Go through the entries below and collect each line with the string "lëkurës" in it.

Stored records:
------------------------

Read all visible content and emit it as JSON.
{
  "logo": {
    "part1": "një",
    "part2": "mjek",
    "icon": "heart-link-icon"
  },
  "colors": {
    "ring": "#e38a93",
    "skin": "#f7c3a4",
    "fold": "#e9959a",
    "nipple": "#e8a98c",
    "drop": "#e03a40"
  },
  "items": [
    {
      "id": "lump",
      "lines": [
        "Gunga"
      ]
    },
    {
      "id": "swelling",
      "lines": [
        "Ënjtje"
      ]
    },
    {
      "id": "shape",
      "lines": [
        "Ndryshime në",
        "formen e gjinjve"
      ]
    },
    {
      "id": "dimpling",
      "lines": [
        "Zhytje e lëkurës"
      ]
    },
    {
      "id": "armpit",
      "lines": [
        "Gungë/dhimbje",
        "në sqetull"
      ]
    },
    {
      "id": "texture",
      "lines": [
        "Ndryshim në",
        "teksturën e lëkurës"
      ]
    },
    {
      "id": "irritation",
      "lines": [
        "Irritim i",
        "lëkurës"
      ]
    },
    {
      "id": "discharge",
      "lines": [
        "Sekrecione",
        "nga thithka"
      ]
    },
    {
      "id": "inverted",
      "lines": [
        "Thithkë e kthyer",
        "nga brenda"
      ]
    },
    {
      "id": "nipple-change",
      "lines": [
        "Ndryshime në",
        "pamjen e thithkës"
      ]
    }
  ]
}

------------------------

● COMPLETE OUTPUT:
        "Zhytje e lëkurës"
        "teksturën e lëkurës"
        "lëkurës"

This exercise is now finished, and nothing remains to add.